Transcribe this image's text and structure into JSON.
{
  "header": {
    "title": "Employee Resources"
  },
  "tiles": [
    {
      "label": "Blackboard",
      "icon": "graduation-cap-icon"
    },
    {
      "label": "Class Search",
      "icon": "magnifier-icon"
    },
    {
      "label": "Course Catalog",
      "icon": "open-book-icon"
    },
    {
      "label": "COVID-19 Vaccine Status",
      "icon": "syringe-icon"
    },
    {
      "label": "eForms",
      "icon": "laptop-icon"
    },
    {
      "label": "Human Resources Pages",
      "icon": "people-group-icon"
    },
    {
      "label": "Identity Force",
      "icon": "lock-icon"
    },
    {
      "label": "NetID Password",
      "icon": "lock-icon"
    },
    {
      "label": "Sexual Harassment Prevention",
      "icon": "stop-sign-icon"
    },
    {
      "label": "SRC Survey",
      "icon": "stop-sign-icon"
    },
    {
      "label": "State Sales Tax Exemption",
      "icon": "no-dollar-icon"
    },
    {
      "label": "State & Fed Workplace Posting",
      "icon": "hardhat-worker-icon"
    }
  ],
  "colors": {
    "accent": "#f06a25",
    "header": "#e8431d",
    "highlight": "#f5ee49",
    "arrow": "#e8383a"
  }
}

**Problem:**
The lines above should be duplicated exactly.

**Answer below:**
Transcribe this image's text and structure into JSON.
{
  "header": {
    "title": "Employee Resources"
  },
  "tiles": [
    {
      "label": "Blackboard",
      "icon": "graduation-cap-icon"
    },
    {
      "label": "Class Search",
      "icon": "magnifier-icon"
    },
    {
      "label": "Course Catalog",
      "icon": "open-book-icon"
    },
    {
      "label": "COVID-19 Vaccine Status",
      "icon": "syringe-icon"
    },
    {
      "label": "eForms",
      "icon": "laptop-icon"
    },
    {
      "label": "Human Resources Pages",
      "icon": "people-group-icon"
    },
    {
      "label": "Identity Force",
      "icon": "lock-icon"
    },
    {
      "label": "NetID Password",
      "icon": "lock-icon"
    },
    {
      "label": "Sexual Harassment Prevention",
      "icon": "stop-sign-icon"
    },
    {
      "label": "SRC Survey",
      "icon": "stop-sign-icon"
    },
    {
      "label": "State Sales Tax Exemption",
      "icon": "no-dollar-icon"
    },
    {
      "label": "State & Fed Workplace Posting",
      "icon": "hardhat-worker-icon"
    }
  ],
  "colors": {
    "accent": "#f06a25",
    "header": "#e8431d",
    "highlight": "#f5ee49",
    "arrow": "#e8383a"
  }
}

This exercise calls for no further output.